(Figure contents as structured data)

## begin

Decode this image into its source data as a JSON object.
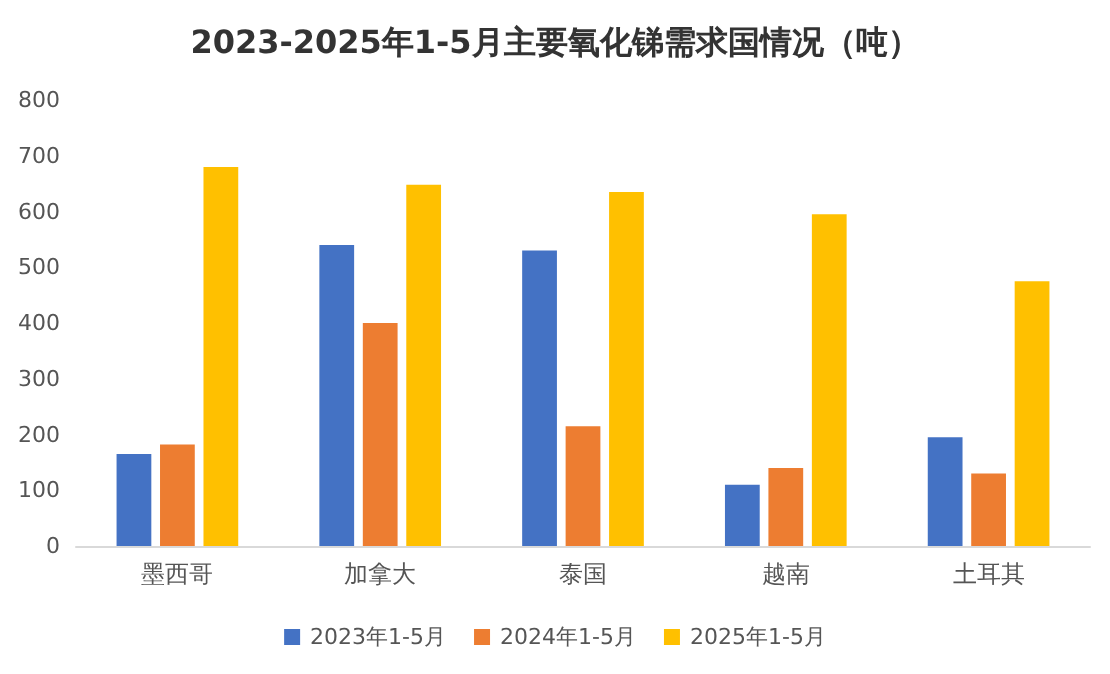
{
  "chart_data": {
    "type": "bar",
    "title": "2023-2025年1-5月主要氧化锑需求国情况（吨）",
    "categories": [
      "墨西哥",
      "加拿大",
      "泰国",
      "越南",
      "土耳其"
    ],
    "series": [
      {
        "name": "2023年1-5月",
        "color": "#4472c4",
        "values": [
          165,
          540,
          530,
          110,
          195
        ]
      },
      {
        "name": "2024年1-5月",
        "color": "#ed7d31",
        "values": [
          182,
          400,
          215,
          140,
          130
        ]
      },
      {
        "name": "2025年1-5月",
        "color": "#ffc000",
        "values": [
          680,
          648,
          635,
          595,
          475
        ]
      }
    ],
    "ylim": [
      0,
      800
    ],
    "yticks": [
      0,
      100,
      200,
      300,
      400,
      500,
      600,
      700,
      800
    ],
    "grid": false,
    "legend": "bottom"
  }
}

## end
## begin

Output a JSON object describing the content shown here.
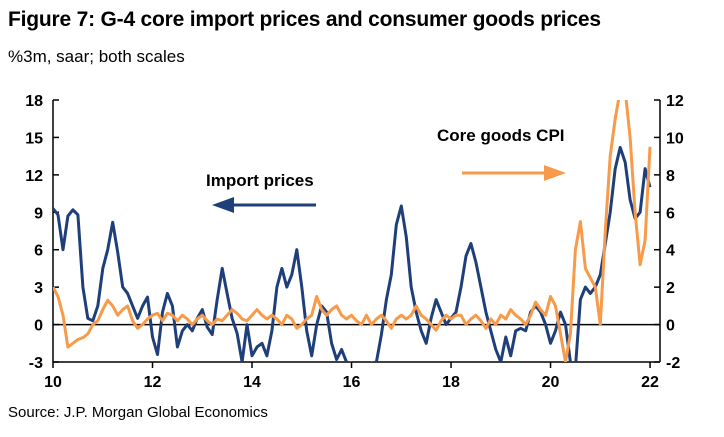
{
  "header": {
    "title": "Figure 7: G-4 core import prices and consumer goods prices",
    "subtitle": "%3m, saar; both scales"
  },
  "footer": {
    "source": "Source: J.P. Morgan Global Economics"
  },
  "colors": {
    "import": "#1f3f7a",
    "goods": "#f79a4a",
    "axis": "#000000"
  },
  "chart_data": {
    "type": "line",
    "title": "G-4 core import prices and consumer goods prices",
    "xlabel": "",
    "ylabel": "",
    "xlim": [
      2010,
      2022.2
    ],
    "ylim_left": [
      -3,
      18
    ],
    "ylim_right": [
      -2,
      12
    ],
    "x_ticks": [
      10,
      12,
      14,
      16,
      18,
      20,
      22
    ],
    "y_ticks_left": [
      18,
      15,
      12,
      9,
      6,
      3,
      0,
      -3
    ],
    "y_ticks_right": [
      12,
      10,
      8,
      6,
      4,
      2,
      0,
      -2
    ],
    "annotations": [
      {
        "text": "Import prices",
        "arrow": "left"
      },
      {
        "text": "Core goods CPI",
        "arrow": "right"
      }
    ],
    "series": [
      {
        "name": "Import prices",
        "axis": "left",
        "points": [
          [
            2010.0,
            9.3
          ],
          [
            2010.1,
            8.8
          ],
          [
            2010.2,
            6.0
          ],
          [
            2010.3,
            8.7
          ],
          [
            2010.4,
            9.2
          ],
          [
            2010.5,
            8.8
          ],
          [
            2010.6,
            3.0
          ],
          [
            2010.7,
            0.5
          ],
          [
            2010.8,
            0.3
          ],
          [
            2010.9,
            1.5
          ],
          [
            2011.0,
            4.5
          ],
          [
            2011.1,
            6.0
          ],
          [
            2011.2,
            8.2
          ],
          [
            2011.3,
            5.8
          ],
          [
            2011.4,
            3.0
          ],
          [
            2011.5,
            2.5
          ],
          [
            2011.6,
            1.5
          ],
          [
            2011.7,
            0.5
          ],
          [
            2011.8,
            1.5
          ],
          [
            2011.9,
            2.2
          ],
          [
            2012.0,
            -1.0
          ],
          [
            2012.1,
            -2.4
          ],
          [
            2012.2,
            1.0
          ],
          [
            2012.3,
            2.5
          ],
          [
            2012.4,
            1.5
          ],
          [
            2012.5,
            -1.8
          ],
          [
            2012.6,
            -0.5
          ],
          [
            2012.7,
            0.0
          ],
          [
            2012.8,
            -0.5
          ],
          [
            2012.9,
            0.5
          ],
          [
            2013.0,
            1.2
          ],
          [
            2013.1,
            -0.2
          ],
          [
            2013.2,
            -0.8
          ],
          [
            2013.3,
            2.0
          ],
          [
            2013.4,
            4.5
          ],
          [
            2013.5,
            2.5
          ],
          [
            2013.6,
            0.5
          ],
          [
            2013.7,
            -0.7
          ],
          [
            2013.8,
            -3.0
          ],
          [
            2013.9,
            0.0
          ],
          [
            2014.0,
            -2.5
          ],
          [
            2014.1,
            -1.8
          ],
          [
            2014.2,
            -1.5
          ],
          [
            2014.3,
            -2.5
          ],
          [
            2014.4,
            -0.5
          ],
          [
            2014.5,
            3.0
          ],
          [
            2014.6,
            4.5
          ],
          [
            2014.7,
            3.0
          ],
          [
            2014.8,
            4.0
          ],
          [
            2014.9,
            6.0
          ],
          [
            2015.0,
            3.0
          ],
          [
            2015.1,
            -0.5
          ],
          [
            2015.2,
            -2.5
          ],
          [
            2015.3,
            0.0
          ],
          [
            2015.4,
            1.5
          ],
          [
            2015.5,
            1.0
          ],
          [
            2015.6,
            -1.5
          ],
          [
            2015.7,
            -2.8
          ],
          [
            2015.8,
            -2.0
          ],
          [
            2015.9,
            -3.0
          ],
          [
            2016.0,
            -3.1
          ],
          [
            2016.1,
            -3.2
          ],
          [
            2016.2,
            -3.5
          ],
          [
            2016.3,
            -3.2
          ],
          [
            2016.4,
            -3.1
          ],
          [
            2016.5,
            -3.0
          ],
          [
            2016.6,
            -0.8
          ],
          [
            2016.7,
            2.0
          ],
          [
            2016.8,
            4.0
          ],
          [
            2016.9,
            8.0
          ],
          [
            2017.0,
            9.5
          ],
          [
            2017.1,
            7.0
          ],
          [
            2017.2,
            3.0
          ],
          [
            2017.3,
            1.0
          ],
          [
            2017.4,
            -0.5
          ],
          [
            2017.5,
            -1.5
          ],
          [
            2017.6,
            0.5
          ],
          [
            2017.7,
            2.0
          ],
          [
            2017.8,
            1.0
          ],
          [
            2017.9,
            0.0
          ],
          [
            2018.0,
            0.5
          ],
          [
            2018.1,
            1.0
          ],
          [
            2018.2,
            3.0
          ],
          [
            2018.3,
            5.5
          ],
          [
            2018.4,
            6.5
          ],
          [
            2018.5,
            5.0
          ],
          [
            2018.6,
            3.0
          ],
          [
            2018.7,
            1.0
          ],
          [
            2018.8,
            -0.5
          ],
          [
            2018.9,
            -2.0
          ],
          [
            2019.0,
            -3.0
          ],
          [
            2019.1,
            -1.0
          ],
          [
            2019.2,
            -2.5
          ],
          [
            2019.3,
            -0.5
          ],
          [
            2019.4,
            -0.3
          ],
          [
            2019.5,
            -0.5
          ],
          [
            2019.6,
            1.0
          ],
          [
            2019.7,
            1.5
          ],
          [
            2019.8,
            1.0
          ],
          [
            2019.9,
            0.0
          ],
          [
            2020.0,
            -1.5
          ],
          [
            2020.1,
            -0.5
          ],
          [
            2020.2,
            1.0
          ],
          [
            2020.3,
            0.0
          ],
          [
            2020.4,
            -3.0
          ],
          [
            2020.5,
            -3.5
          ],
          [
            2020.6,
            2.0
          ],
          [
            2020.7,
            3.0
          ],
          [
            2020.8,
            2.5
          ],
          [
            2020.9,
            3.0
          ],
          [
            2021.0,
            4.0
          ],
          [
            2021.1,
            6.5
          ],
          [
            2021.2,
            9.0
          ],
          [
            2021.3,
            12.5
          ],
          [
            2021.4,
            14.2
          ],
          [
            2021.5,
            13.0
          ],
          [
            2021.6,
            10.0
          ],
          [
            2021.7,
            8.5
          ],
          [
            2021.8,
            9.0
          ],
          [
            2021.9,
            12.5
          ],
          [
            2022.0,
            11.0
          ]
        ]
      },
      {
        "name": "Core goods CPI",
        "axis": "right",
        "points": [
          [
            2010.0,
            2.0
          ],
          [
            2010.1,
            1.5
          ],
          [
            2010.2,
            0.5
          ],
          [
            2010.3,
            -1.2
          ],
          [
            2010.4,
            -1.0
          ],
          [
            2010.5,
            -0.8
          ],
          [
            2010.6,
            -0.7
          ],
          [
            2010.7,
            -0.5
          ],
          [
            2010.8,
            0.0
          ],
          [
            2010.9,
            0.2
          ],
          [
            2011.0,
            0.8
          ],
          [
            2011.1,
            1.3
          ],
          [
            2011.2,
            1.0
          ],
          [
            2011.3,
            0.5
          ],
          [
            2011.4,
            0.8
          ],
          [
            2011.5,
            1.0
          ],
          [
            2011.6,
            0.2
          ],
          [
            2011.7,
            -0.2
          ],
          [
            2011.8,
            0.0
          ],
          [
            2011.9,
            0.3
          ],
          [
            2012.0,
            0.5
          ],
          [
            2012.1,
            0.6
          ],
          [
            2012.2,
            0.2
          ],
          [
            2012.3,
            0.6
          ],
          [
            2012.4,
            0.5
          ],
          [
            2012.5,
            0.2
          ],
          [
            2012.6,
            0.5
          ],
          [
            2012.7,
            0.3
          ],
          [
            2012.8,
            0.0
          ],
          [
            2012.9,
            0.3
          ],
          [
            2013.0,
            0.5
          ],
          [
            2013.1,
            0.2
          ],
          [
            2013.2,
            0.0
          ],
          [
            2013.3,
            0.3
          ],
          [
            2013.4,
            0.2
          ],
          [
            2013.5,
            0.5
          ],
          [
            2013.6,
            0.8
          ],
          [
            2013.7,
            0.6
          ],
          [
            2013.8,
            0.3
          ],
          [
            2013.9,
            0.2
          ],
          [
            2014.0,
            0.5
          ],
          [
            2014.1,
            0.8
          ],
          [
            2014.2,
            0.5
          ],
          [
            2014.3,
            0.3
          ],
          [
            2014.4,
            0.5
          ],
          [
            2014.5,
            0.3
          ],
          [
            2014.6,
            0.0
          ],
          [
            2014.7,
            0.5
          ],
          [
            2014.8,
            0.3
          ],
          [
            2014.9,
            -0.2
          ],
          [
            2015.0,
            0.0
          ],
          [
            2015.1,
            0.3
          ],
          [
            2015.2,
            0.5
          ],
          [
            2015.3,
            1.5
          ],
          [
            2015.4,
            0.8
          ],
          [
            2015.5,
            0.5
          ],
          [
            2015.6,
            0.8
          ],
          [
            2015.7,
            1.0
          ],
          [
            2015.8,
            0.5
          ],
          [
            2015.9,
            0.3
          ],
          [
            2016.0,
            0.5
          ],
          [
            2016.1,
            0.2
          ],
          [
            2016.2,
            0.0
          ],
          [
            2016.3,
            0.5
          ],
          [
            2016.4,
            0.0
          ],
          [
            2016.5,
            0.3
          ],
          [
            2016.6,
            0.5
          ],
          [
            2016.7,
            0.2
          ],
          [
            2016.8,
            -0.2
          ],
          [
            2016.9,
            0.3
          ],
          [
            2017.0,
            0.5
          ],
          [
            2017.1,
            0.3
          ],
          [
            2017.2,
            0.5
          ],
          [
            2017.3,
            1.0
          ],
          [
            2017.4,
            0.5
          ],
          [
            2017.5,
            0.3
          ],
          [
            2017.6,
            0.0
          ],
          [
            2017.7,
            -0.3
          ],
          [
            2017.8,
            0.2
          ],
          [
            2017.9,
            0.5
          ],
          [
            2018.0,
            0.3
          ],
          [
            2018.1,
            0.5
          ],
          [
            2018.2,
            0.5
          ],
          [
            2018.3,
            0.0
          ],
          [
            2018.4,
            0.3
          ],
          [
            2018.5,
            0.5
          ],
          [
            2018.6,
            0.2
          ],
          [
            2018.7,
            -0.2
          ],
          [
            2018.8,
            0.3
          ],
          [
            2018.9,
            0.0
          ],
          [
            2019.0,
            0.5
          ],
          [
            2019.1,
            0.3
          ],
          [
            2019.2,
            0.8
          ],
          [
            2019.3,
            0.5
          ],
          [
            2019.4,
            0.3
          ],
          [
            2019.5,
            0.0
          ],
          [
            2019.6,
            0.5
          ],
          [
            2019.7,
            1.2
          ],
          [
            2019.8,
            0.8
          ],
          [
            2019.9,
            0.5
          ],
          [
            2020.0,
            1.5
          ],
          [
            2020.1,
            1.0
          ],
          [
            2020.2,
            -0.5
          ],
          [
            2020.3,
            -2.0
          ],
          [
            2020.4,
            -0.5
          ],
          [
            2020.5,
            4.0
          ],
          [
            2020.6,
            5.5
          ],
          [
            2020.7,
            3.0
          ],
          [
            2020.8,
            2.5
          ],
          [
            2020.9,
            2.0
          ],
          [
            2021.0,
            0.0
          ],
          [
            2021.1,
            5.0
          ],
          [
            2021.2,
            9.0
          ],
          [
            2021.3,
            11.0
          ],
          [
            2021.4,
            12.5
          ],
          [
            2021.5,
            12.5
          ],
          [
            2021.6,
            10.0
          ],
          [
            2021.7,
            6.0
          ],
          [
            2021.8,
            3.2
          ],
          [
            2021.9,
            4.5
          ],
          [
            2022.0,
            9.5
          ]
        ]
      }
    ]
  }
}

## end

▸ **Challenge**
Collect the lines of the data that carry the word "name".

▸ **Exercise output**
        "name": "2023年1-5月",
        "name": "2024年1-5月",
        "name": "2025年1-5月",
        "name": "Import prices",
        "name": "Core goods CPI",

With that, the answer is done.